## SHORT PROBLEM
Copy the lines holding the word "type", all of them.

## DATA SECTION
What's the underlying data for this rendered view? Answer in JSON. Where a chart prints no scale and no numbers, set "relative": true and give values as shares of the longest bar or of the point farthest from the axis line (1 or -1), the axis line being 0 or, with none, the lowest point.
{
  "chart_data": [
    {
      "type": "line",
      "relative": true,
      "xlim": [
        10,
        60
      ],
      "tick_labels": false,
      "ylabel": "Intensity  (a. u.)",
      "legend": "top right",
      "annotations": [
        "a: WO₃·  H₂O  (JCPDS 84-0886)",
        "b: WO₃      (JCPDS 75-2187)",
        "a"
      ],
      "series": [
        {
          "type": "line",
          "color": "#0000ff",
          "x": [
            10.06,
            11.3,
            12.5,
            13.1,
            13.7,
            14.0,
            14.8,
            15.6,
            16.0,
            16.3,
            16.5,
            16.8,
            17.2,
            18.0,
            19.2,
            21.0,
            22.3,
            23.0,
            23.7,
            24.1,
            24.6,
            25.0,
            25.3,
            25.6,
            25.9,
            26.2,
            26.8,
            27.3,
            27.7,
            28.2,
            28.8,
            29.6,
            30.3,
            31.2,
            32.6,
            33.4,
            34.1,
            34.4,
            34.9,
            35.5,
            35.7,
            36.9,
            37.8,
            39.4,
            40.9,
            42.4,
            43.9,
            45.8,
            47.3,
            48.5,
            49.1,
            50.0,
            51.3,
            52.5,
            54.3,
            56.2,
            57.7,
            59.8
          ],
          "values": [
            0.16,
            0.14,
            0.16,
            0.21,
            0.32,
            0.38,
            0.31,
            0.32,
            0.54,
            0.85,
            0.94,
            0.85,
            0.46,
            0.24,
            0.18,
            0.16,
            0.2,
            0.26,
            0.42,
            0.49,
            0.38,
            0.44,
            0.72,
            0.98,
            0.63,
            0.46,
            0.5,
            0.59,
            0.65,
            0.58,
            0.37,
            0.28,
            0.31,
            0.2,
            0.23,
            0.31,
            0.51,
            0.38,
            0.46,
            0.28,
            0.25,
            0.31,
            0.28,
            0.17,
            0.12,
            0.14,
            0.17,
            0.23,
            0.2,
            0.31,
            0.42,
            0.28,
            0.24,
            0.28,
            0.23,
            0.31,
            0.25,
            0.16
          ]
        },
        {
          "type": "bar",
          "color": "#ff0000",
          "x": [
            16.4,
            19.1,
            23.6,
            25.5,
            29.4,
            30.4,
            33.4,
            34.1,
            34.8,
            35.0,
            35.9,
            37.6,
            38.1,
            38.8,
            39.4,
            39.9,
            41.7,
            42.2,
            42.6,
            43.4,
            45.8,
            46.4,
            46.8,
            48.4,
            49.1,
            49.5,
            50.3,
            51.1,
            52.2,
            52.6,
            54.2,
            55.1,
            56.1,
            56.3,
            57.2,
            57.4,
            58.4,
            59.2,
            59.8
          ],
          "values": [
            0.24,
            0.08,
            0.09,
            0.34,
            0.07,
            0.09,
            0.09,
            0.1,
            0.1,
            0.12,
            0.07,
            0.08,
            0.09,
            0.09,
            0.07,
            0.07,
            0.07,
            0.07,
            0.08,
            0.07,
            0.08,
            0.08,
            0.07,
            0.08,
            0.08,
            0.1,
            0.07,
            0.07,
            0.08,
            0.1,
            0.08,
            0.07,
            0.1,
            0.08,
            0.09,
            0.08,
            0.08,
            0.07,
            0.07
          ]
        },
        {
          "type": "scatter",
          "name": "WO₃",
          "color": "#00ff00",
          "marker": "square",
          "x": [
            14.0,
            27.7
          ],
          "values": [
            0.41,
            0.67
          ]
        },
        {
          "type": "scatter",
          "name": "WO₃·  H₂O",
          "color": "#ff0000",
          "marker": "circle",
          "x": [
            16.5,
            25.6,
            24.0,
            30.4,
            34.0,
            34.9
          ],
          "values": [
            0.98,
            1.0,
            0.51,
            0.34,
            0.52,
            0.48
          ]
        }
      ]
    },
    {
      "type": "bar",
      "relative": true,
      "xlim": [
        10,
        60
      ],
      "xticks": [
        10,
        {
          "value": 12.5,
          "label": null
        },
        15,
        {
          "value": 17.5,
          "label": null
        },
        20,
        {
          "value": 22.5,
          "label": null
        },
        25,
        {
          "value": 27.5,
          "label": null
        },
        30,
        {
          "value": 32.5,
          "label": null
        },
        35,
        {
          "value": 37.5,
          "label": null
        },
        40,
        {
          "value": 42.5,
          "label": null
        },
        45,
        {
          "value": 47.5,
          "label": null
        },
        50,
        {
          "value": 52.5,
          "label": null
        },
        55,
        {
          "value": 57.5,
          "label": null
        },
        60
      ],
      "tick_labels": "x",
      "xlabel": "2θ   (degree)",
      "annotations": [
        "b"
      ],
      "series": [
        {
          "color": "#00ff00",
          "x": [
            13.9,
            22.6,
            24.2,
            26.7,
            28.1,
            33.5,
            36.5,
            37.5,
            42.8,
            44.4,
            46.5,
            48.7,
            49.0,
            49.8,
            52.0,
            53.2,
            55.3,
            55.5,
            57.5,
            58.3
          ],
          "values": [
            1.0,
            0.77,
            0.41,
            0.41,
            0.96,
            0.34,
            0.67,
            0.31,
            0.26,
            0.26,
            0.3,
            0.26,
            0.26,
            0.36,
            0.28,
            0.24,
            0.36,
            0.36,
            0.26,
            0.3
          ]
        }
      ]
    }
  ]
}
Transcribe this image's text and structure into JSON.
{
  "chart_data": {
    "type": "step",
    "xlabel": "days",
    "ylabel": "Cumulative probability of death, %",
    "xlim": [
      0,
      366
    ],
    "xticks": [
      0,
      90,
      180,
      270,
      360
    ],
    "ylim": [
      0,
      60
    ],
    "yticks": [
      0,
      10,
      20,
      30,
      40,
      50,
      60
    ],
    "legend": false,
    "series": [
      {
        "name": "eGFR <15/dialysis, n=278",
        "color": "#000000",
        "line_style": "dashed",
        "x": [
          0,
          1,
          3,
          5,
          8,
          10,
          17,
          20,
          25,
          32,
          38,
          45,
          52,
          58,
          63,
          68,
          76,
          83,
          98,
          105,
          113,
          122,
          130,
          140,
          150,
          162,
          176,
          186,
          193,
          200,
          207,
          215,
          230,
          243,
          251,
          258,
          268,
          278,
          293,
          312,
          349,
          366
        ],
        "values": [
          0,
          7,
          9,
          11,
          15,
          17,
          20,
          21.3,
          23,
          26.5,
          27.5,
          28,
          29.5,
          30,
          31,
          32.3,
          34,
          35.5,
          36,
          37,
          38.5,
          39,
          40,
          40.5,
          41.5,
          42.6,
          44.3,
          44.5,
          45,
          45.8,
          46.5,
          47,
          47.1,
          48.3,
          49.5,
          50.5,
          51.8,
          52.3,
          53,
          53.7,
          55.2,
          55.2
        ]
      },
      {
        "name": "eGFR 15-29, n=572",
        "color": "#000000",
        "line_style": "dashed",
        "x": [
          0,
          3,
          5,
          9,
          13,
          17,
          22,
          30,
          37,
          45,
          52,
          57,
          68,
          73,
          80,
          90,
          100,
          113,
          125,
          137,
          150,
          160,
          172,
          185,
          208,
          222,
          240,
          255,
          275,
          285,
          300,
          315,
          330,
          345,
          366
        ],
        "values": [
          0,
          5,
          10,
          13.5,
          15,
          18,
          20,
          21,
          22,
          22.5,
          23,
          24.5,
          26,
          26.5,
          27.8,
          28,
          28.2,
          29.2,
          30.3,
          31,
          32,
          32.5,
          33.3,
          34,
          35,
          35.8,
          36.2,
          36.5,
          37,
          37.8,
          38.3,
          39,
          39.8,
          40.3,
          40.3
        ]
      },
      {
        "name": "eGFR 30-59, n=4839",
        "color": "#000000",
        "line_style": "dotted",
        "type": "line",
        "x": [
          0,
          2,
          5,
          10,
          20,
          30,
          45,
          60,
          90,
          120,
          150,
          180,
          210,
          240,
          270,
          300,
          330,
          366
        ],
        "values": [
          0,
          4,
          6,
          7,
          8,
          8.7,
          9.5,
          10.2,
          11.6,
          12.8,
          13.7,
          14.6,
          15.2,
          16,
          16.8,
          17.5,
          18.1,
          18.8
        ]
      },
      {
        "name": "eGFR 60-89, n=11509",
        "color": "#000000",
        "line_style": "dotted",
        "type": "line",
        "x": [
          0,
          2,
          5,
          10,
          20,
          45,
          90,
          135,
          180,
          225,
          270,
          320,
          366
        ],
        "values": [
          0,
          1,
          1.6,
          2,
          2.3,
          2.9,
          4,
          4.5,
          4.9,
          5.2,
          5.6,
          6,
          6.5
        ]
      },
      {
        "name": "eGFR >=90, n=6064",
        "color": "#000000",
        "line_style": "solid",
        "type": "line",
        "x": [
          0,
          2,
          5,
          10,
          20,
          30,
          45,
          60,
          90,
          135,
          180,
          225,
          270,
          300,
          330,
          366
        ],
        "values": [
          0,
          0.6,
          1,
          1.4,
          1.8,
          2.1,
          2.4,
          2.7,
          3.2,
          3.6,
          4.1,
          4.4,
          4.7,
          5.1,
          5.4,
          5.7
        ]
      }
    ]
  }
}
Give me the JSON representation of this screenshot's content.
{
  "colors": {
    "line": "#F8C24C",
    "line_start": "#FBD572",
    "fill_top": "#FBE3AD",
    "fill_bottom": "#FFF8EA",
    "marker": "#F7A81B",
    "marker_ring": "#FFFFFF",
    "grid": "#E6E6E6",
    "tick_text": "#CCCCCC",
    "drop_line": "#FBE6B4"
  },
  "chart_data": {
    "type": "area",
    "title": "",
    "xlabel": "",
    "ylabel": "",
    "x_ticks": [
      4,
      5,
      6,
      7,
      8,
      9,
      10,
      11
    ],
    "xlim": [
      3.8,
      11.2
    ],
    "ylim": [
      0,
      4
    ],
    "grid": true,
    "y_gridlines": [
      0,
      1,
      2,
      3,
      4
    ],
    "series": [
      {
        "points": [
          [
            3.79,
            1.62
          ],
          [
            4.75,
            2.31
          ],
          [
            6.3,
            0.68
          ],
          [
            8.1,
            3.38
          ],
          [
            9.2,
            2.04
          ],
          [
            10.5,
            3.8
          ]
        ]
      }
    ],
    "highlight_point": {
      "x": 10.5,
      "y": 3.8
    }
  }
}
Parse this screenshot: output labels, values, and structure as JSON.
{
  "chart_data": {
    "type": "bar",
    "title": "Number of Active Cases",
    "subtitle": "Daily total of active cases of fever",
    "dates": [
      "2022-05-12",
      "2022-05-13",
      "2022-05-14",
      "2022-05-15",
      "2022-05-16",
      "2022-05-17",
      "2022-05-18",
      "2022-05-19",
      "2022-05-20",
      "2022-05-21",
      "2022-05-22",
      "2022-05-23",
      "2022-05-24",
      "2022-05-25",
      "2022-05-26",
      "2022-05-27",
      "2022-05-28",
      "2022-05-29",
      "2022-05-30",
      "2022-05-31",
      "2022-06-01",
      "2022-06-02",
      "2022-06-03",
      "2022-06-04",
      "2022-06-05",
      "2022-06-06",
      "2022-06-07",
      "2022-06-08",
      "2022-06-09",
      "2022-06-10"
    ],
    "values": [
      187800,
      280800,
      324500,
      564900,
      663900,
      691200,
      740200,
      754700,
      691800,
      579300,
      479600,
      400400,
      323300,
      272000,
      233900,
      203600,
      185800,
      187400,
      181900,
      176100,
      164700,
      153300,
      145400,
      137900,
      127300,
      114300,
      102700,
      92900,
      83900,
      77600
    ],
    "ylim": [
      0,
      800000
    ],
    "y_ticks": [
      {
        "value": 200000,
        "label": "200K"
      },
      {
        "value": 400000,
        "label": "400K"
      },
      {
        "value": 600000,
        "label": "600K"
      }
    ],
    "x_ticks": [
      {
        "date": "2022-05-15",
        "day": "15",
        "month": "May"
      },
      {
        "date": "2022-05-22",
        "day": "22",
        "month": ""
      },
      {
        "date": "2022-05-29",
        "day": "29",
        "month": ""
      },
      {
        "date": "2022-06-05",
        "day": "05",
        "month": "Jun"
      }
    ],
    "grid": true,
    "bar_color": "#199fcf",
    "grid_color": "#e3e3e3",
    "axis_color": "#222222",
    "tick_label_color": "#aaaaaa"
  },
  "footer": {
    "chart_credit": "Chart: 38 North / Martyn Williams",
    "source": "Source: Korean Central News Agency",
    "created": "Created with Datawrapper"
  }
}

## OUTPUT BELOW
      "type": "line",
          "type": "line",
          "type": "bar",
          "type": "scatter",
          "type": "scatter",
      "type": "bar",
    "type": "step",
        "type": "line",
        "type": "line",
        "type": "line",
    "type": "area",
    "type": "bar",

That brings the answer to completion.